== ENTRIES

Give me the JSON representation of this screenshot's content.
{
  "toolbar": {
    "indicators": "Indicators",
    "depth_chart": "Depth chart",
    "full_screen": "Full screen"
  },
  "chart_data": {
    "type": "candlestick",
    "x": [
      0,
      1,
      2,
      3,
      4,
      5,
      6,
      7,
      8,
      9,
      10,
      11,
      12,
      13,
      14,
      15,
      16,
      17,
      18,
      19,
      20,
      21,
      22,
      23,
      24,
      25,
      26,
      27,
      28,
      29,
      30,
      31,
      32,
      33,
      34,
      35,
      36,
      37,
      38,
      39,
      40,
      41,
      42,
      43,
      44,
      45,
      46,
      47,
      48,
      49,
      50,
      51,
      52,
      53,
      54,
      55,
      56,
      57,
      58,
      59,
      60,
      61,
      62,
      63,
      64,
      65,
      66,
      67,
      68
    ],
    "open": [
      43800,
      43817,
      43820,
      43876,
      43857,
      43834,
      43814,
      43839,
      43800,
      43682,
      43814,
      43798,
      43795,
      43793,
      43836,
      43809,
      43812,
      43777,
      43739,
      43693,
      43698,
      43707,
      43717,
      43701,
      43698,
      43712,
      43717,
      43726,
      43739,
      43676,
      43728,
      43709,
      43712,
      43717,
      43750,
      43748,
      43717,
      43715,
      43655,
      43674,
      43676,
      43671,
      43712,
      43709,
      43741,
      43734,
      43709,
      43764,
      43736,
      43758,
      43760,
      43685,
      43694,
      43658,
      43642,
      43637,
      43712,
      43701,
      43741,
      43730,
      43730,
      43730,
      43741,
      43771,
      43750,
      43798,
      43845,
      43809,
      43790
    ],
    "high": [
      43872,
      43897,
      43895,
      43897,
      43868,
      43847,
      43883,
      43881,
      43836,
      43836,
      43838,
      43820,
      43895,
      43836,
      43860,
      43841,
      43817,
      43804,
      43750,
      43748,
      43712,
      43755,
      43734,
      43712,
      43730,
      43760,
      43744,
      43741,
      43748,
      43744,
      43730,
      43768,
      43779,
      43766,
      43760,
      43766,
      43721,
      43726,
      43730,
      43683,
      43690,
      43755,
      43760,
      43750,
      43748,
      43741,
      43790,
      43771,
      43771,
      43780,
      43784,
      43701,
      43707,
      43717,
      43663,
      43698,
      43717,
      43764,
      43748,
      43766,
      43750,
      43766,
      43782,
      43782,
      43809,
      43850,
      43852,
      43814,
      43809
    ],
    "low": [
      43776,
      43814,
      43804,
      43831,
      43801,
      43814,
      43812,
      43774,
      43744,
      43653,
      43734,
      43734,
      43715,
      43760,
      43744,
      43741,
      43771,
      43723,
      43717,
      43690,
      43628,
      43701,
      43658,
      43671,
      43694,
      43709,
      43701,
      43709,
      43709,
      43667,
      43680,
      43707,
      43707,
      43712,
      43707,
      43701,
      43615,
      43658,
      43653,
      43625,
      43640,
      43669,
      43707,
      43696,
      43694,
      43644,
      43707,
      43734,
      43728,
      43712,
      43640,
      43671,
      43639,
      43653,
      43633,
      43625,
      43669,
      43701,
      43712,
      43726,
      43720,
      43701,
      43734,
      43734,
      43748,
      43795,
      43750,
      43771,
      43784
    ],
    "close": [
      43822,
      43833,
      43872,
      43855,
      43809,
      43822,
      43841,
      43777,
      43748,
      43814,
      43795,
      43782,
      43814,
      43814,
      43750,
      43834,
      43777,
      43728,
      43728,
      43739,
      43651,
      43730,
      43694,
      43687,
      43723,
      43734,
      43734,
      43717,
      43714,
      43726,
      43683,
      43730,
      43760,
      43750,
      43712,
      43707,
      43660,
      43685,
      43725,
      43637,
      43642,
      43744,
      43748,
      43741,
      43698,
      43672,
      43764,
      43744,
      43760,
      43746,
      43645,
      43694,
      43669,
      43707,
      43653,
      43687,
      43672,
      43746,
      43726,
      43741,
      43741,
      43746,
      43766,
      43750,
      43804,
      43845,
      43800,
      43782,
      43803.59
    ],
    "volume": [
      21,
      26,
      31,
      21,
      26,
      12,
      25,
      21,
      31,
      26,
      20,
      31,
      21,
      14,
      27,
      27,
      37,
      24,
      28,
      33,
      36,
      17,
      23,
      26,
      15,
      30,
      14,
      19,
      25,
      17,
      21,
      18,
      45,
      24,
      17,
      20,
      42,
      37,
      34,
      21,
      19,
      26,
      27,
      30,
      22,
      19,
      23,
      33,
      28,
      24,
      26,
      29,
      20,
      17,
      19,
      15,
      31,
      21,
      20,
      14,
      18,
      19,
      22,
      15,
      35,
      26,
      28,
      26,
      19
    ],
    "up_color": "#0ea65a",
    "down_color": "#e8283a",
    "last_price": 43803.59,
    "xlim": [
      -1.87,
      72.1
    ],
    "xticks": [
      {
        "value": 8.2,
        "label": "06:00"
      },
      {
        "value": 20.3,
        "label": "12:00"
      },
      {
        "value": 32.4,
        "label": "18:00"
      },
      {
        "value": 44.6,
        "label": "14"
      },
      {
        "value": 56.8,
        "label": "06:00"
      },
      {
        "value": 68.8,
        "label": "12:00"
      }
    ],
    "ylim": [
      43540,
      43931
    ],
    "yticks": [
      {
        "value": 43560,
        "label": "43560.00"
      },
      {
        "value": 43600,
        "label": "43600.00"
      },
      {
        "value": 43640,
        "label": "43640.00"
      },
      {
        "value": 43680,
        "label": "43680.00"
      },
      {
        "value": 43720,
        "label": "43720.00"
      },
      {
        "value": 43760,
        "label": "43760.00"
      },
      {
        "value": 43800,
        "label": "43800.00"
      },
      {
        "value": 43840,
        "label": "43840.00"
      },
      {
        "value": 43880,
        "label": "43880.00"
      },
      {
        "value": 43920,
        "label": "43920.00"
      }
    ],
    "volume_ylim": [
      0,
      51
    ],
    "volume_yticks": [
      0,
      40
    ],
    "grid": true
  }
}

====

Set down the listing in full, keeping every word exactly as it is.

Give me the JSON representation of this screenshot's content.
{
  "toolbar": {
    "indicators": "Indicators",
    "depth_chart": "Depth chart",
    "full_screen": "Full screen"
  },
  "chart_data": {
    "type": "candlestick",
    "x": [
      0,
      1,
      2,
      3,
      4,
      5,
      6,
      7,
      8,
      9,
      10,
      11,
      12,
      13,
      14,
      15,
      16,
      17,
      18,
      19,
      20,
      21,
      22,
      23,
      24,
      25,
      26,
      27,
      28,
      29,
      30,
      31,
      32,
      33,
      34,
      35,
      36,
      37,
      38,
      39,
      40,
      41,
      42,
      43,
      44,
      45,
      46,
      47,
      48,
      49,
      50,
      51,
      52,
      53,
      54,
      55,
      56,
      57,
      58,
      59,
      60,
      61,
      62,
      63,
      64,
      65,
      66,
      67,
      68
    ],
    "open": [
      43800,
      43817,
      43820,
      43876,
      43857,
      43834,
      43814,
      43839,
      43800,
      43682,
      43814,
      43798,
      43795,
      43793,
      43836,
      43809,
      43812,
      43777,
      43739,
      43693,
      43698,
      43707,
      43717,
      43701,
      43698,
      43712,
      43717,
      43726,
      43739,
      43676,
      43728,
      43709,
      43712,
      43717,
      43750,
      43748,
      43717,
      43715,
      43655,
      43674,
      43676,
      43671,
      43712,
      43709,
      43741,
      43734,
      43709,
      43764,
      43736,
      43758,
      43760,
      43685,
      43694,
      43658,
      43642,
      43637,
      43712,
      43701,
      43741,
      43730,
      43730,
      43730,
      43741,
      43771,
      43750,
      43798,
      43845,
      43809,
      43790
    ],
    "high": [
      43872,
      43897,
      43895,
      43897,
      43868,
      43847,
      43883,
      43881,
      43836,
      43836,
      43838,
      43820,
      43895,
      43836,
      43860,
      43841,
      43817,
      43804,
      43750,
      43748,
      43712,
      43755,
      43734,
      43712,
      43730,
      43760,
      43744,
      43741,
      43748,
      43744,
      43730,
      43768,
      43779,
      43766,
      43760,
      43766,
      43721,
      43726,
      43730,
      43683,
      43690,
      43755,
      43760,
      43750,
      43748,
      43741,
      43790,
      43771,
      43771,
      43780,
      43784,
      43701,
      43707,
      43717,
      43663,
      43698,
      43717,
      43764,
      43748,
      43766,
      43750,
      43766,
      43782,
      43782,
      43809,
      43850,
      43852,
      43814,
      43809
    ],
    "low": [
      43776,
      43814,
      43804,
      43831,
      43801,
      43814,
      43812,
      43774,
      43744,
      43653,
      43734,
      43734,
      43715,
      43760,
      43744,
      43741,
      43771,
      43723,
      43717,
      43690,
      43628,
      43701,
      43658,
      43671,
      43694,
      43709,
      43701,
      43709,
      43709,
      43667,
      43680,
      43707,
      43707,
      43712,
      43707,
      43701,
      43615,
      43658,
      43653,
      43625,
      43640,
      43669,
      43707,
      43696,
      43694,
      43644,
      43707,
      43734,
      43728,
      43712,
      43640,
      43671,
      43639,
      43653,
      43633,
      43625,
      43669,
      43701,
      43712,
      43726,
      43720,
      43701,
      43734,
      43734,
      43748,
      43795,
      43750,
      43771,
      43784
    ],
    "close": [
      43822,
      43833,
      43872,
      43855,
      43809,
      43822,
      43841,
      43777,
      43748,
      43814,
      43795,
      43782,
      43814,
      43814,
      43750,
      43834,
      43777,
      43728,
      43728,
      43739,
      43651,
      43730,
      43694,
      43687,
      43723,
      43734,
      43734,
      43717,
      43714,
      43726,
      43683,
      43730,
      43760,
      43750,
      43712,
      43707,
      43660,
      43685,
      43725,
      43637,
      43642,
      43744,
      43748,
      43741,
      43698,
      43672,
      43764,
      43744,
      43760,
      43746,
      43645,
      43694,
      43669,
      43707,
      43653,
      43687,
      43672,
      43746,
      43726,
      43741,
      43741,
      43746,
      43766,
      43750,
      43804,
      43845,
      43800,
      43782,
      43803.59
    ],
    "volume": [
      21,
      26,
      31,
      21,
      26,
      12,
      25,
      21,
      31,
      26,
      20,
      31,
      21,
      14,
      27,
      27,
      37,
      24,
      28,
      33,
      36,
      17,
      23,
      26,
      15,
      30,
      14,
      19,
      25,
      17,
      21,
      18,
      45,
      24,
      17,
      20,
      42,
      37,
      34,
      21,
      19,
      26,
      27,
      30,
      22,
      19,
      23,
      33,
      28,
      24,
      26,
      29,
      20,
      17,
      19,
      15,
      31,
      21,
      20,
      14,
      18,
      19,
      22,
      15,
      35,
      26,
      28,
      26,
      19
    ],
    "up_color": "#0ea65a",
    "down_color": "#e8283a",
    "last_price": 43803.59,
    "xlim": [
      -1.87,
      72.1
    ],
    "xticks": [
      {
        "value": 8.2,
        "label": "06:00"
      },
      {
        "value": 20.3,
        "label": "12:00"
      },
      {
        "value": 32.4,
        "label": "18:00"
      },
      {
        "value": 44.6,
        "label": "14"
      },
      {
        "value": 56.8,
        "label": "06:00"
      },
      {
        "value": 68.8,
        "label": "12:00"
      }
    ],
    "ylim": [
      43540,
      43931
    ],
    "yticks": [
      {
        "value": 43560,
        "label": "43560.00"
      },
      {
        "value": 43600,
        "label": "43600.00"
      },
      {
        "value": 43640,
        "label": "43640.00"
      },
      {
        "value": 43680,
        "label": "43680.00"
      },
      {
        "value": 43720,
        "label": "43720.00"
      },
      {
        "value": 43760,
        "label": "43760.00"
      },
      {
        "value": 43800,
        "label": "43800.00"
      },
      {
        "value": 43840,
        "label": "43840.00"
      },
      {
        "value": 43880,
        "label": "43880.00"
      },
      {
        "value": 43920,
        "label": "43920.00"
      }
    ],
    "volume_ylim": [
      0,
      51
    ],
    "volume_yticks": [
      0,
      40
    ],
    "grid": true
  }
}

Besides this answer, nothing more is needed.